# [PROMPT]
Write out every line of the data below, character for character, without changing anything.

[Data drawn from a collection]

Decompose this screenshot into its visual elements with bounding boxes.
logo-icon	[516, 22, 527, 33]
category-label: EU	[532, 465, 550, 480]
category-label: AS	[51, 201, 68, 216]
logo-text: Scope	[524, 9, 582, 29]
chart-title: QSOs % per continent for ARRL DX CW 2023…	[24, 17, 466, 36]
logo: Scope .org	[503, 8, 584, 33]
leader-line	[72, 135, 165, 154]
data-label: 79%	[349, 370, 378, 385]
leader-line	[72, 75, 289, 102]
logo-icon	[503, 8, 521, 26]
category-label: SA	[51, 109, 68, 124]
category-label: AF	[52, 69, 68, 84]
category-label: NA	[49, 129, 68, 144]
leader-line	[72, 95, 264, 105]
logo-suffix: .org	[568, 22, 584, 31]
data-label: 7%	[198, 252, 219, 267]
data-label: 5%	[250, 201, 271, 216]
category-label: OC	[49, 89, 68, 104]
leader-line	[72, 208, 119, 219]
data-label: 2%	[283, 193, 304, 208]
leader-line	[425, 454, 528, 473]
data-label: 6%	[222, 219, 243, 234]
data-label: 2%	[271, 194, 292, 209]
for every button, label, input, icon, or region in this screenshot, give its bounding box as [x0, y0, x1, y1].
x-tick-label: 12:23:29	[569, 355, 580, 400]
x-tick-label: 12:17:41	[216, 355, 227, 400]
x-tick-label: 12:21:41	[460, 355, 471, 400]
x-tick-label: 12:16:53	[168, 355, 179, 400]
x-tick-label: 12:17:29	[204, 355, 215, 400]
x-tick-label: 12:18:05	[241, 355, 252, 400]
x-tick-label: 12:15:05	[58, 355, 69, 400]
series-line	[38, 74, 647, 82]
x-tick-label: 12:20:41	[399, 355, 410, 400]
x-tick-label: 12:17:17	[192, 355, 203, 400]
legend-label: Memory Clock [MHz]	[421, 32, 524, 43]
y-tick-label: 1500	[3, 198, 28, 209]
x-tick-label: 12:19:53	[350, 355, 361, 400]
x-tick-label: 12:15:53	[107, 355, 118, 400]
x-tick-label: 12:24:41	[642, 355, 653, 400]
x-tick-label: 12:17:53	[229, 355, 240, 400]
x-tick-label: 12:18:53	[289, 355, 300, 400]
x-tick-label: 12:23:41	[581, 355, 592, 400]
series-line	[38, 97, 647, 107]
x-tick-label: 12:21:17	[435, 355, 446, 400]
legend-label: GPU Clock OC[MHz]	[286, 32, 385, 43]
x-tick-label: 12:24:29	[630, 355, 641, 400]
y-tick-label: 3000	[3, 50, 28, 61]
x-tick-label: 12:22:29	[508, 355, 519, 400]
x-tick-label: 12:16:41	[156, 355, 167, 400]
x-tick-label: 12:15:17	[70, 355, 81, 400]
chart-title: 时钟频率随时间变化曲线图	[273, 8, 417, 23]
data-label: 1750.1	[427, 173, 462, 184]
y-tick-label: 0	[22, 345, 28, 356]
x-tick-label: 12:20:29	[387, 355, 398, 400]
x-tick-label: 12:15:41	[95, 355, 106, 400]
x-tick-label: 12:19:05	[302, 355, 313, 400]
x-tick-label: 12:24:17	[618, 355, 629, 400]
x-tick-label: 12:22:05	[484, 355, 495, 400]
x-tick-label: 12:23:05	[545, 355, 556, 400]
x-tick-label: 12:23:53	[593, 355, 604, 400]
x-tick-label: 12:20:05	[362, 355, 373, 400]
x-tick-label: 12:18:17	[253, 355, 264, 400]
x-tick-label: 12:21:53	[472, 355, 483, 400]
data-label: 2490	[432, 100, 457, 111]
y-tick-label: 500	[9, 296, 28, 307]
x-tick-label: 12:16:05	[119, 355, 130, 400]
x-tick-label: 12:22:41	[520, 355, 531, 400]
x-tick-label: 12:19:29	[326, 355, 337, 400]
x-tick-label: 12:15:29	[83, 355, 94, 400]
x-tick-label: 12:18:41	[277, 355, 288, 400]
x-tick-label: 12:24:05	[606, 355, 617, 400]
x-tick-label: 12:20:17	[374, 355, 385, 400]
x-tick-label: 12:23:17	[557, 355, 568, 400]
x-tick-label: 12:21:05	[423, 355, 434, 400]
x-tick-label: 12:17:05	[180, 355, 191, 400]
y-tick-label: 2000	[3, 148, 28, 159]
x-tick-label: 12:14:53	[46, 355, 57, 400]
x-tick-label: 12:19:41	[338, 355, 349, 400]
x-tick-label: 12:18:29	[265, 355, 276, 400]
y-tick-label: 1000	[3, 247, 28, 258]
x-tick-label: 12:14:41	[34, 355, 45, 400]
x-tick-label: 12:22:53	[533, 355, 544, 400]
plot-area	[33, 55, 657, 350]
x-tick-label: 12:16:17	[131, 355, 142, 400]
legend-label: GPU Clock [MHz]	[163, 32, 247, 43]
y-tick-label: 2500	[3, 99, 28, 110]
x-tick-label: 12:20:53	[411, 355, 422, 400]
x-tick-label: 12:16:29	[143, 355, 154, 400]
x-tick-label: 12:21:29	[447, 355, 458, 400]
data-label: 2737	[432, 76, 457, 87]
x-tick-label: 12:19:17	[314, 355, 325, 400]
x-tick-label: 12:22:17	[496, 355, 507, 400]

# [ANSWER TO THIS TASK]
Decompose this screenshot into its visual elements with bounding boxes.
logo-icon	[516, 22, 527, 33]
category-label: EU	[532, 465, 550, 480]
category-label: AS	[51, 201, 68, 216]
logo-text: Scope	[524, 9, 582, 29]
chart-title: QSOs % per continent for ARRL DX CW 2023…	[24, 17, 466, 36]
logo: Scope .org	[503, 8, 584, 33]
leader-line	[72, 135, 165, 154]
data-label: 79%	[349, 370, 378, 385]
leader-line	[72, 75, 289, 102]
logo-icon	[503, 8, 521, 26]
category-label: SA	[51, 109, 68, 124]
category-label: AF	[52, 69, 68, 84]
category-label: NA	[49, 129, 68, 144]
leader-line	[72, 95, 264, 105]
logo-suffix: .org	[568, 22, 584, 31]
data-label: 7%	[198, 252, 219, 267]
data-label: 5%	[250, 201, 271, 216]
category-label: OC	[49, 89, 68, 104]
leader-line	[72, 208, 119, 219]
data-label: 2%	[283, 193, 304, 208]
leader-line	[425, 454, 528, 473]
data-label: 6%	[222, 219, 243, 234]
data-label: 2%	[271, 194, 292, 209]
for every button, label, input, icon, or region in this screenshot, give its bounding box as [x0, y0, x1, y1].
x-tick-label: 12:23:29	[569, 355, 580, 400]
x-tick-label: 12:17:41	[216, 355, 227, 400]
x-tick-label: 12:21:41	[460, 355, 471, 400]
x-tick-label: 12:16:53	[168, 355, 179, 400]
x-tick-label: 12:17:29	[204, 355, 215, 400]
x-tick-label: 12:18:05	[241, 355, 252, 400]
x-tick-label: 12:15:05	[58, 355, 69, 400]
series-line	[38, 74, 647, 82]
x-tick-label: 12:20:41	[399, 355, 410, 400]
x-tick-label: 12:17:17	[192, 355, 203, 400]
legend-label: Memory Clock [MHz]	[421, 32, 524, 43]
y-tick-label: 1500	[3, 198, 28, 209]
x-tick-label: 12:19:53	[350, 355, 361, 400]
x-tick-label: 12:15:53	[107, 355, 118, 400]
x-tick-label: 12:24:41	[642, 355, 653, 400]
x-tick-label: 12:17:53	[229, 355, 240, 400]
x-tick-label: 12:18:53	[289, 355, 300, 400]
x-tick-label: 12:23:41	[581, 355, 592, 400]
series-line	[38, 97, 647, 107]
x-tick-label: 12:21:17	[435, 355, 446, 400]
legend-label: GPU Clock OC[MHz]	[286, 32, 385, 43]
x-tick-label: 12:24:29	[630, 355, 641, 400]
y-tick-label: 3000	[3, 50, 28, 61]
x-tick-label: 12:22:29	[508, 355, 519, 400]
x-tick-label: 12:16:41	[156, 355, 167, 400]
x-tick-label: 12:15:17	[70, 355, 81, 400]
chart-title: 时钟频率随时间变化曲线图	[273, 8, 417, 23]
data-label: 1750.1	[427, 173, 462, 184]
y-tick-label: 0	[22, 345, 28, 356]
x-tick-label: 12:20:29	[387, 355, 398, 400]
x-tick-label: 12:15:41	[95, 355, 106, 400]
x-tick-label: 12:19:05	[302, 355, 313, 400]
x-tick-label: 12:24:17	[618, 355, 629, 400]
x-tick-label: 12:22:05	[484, 355, 495, 400]
x-tick-label: 12:23:05	[545, 355, 556, 400]
x-tick-label: 12:23:53	[593, 355, 604, 400]
x-tick-label: 12:20:05	[362, 355, 373, 400]
x-tick-label: 12:18:17	[253, 355, 264, 400]
x-tick-label: 12:21:53	[472, 355, 483, 400]
data-label: 2490	[432, 100, 457, 111]
y-tick-label: 500	[9, 296, 28, 307]
x-tick-label: 12:16:05	[119, 355, 130, 400]
x-tick-label: 12:22:41	[520, 355, 531, 400]
x-tick-label: 12:19:29	[326, 355, 337, 400]
x-tick-label: 12:15:29	[83, 355, 94, 400]
x-tick-label: 12:18:41	[277, 355, 288, 400]
x-tick-label: 12:24:05	[606, 355, 617, 400]
x-tick-label: 12:20:17	[374, 355, 385, 400]
x-tick-label: 12:23:17	[557, 355, 568, 400]
x-tick-label: 12:21:05	[423, 355, 434, 400]
x-tick-label: 12:17:05	[180, 355, 191, 400]
y-tick-label: 2000	[3, 148, 28, 159]
x-tick-label: 12:14:53	[46, 355, 57, 400]
x-tick-label: 12:19:41	[338, 355, 349, 400]
x-tick-label: 12:18:29	[265, 355, 276, 400]
y-tick-label: 1000	[3, 247, 28, 258]
x-tick-label: 12:14:41	[34, 355, 45, 400]
x-tick-label: 12:22:53	[533, 355, 544, 400]
plot-area	[33, 55, 657, 350]
x-tick-label: 12:16:17	[131, 355, 142, 400]
legend-label: GPU Clock [MHz]	[163, 32, 247, 43]
y-tick-label: 2500	[3, 99, 28, 110]
x-tick-label: 12:20:53	[411, 355, 422, 400]
x-tick-label: 12:16:29	[143, 355, 154, 400]
x-tick-label: 12:21:29	[447, 355, 458, 400]
data-label: 2737	[432, 76, 457, 87]
x-tick-label: 12:19:17	[314, 355, 325, 400]
x-tick-label: 12:22:17	[496, 355, 507, 400]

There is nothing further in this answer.